_TASK INPUT_
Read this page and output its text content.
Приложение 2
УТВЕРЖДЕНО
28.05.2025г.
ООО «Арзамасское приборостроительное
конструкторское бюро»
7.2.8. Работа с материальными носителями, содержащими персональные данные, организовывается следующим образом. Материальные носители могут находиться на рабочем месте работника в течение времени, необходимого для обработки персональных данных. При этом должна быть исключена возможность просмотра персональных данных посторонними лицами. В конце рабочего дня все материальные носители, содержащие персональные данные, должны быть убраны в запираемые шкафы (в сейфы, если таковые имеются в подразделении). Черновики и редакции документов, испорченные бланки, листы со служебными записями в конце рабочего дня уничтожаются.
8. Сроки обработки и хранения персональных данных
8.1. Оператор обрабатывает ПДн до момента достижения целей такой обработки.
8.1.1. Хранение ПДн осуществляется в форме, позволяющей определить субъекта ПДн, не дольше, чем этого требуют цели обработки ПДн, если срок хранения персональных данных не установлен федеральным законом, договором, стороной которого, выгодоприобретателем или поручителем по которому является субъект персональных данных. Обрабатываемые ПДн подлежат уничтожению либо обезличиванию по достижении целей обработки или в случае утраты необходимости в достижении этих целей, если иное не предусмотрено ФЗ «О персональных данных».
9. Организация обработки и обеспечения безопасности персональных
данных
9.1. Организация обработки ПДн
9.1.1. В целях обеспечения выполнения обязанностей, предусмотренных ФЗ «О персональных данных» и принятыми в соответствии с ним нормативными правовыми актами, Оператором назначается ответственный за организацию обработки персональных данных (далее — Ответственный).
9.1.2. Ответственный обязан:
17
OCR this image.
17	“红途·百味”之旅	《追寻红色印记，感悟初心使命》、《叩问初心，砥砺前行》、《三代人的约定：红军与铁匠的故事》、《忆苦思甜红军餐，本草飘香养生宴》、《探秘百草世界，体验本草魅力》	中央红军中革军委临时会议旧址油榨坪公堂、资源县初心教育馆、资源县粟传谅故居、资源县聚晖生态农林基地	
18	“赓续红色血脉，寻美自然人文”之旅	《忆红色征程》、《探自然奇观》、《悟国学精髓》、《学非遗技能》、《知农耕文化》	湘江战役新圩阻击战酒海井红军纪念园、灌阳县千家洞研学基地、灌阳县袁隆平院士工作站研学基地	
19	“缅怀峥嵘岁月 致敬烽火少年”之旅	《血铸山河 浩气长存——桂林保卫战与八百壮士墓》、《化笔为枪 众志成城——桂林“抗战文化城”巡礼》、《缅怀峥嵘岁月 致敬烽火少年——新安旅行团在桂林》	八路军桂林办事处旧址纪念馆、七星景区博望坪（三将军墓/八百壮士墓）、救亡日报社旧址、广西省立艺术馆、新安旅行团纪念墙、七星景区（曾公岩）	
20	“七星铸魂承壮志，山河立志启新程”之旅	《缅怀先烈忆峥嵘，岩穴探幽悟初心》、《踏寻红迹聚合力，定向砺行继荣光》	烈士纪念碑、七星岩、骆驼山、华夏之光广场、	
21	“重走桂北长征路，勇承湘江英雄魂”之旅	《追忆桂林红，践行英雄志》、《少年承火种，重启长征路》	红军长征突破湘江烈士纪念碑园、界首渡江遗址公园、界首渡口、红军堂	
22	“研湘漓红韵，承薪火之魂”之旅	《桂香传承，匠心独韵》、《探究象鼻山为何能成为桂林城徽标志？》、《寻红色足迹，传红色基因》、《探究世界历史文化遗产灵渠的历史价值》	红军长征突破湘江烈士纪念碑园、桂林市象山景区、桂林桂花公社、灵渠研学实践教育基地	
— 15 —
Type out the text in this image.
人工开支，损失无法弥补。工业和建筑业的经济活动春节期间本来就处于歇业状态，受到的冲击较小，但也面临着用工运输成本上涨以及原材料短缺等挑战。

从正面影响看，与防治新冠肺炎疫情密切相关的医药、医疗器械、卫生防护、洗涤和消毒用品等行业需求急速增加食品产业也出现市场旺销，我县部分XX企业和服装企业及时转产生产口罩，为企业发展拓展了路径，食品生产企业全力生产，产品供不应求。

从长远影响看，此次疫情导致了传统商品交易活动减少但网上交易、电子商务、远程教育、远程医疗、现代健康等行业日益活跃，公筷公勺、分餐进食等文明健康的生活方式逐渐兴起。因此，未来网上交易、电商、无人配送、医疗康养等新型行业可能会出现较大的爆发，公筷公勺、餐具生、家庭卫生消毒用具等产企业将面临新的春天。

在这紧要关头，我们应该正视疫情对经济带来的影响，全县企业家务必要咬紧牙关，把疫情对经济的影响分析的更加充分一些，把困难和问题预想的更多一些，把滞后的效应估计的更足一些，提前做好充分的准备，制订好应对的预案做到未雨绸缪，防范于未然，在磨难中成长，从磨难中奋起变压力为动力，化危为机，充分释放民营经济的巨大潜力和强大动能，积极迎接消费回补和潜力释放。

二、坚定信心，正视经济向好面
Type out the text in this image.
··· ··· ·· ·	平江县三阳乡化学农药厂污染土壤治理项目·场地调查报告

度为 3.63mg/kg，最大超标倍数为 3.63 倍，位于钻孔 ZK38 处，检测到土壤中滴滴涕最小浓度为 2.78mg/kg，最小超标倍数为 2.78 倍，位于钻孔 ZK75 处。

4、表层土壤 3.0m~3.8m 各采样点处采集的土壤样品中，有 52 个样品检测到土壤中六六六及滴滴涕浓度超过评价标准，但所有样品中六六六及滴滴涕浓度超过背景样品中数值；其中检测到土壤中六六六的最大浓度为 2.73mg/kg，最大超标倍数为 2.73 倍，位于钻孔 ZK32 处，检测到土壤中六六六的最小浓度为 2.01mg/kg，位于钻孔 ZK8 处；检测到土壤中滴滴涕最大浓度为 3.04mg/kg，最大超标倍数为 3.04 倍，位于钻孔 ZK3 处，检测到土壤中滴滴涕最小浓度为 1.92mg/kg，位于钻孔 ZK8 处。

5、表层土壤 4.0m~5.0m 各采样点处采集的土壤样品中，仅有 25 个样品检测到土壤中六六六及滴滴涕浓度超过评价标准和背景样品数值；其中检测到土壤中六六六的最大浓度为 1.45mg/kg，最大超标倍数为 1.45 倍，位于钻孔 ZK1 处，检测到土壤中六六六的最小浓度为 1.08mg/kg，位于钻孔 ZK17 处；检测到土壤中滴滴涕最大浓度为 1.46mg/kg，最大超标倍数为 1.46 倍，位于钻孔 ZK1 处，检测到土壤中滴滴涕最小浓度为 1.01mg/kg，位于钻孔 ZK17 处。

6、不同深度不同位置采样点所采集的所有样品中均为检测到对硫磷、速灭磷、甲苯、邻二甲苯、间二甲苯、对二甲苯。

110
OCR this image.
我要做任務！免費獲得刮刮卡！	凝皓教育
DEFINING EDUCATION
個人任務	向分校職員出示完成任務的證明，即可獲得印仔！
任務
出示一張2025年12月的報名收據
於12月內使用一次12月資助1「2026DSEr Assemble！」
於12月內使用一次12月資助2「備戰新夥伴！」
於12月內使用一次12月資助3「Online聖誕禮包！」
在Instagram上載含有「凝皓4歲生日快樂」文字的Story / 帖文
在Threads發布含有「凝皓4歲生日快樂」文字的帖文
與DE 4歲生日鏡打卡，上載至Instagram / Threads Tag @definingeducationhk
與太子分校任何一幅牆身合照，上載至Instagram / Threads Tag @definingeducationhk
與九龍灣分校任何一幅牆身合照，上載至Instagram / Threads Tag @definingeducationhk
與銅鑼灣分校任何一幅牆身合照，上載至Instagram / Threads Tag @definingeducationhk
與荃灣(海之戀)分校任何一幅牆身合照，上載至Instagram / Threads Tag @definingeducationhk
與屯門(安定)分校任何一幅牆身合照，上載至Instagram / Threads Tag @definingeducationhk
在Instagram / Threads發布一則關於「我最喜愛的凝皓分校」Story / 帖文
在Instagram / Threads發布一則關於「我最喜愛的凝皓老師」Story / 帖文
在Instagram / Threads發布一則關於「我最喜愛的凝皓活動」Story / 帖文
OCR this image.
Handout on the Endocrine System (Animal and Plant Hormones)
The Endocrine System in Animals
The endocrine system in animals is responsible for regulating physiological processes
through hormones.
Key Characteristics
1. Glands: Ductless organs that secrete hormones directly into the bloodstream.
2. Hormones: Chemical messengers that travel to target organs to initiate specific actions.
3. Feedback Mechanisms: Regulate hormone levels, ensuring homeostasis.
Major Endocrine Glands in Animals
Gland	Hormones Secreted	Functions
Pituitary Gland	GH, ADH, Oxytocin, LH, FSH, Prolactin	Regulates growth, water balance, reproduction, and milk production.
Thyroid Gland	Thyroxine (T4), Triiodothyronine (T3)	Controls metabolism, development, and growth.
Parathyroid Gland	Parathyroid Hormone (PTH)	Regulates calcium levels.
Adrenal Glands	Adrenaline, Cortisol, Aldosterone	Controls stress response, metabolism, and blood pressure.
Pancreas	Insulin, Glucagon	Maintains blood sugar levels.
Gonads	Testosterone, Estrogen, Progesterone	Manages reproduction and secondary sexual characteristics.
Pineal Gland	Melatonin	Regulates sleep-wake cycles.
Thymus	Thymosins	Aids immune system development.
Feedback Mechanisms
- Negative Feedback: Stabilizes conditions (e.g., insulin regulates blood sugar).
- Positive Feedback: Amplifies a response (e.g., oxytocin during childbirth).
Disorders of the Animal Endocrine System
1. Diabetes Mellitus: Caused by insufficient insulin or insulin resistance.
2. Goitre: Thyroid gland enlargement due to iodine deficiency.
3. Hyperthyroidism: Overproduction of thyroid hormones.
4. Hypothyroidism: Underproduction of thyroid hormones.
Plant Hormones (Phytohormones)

_GOAL_
Out of the material above, select every line that holds the string "organs".

_TASK ANSWER_
1. Glands: Ductless organs that secrete hormones directly into the bloodstream.
2. Hormones: Chemical messengers that travel to target organs to initiate specific actions.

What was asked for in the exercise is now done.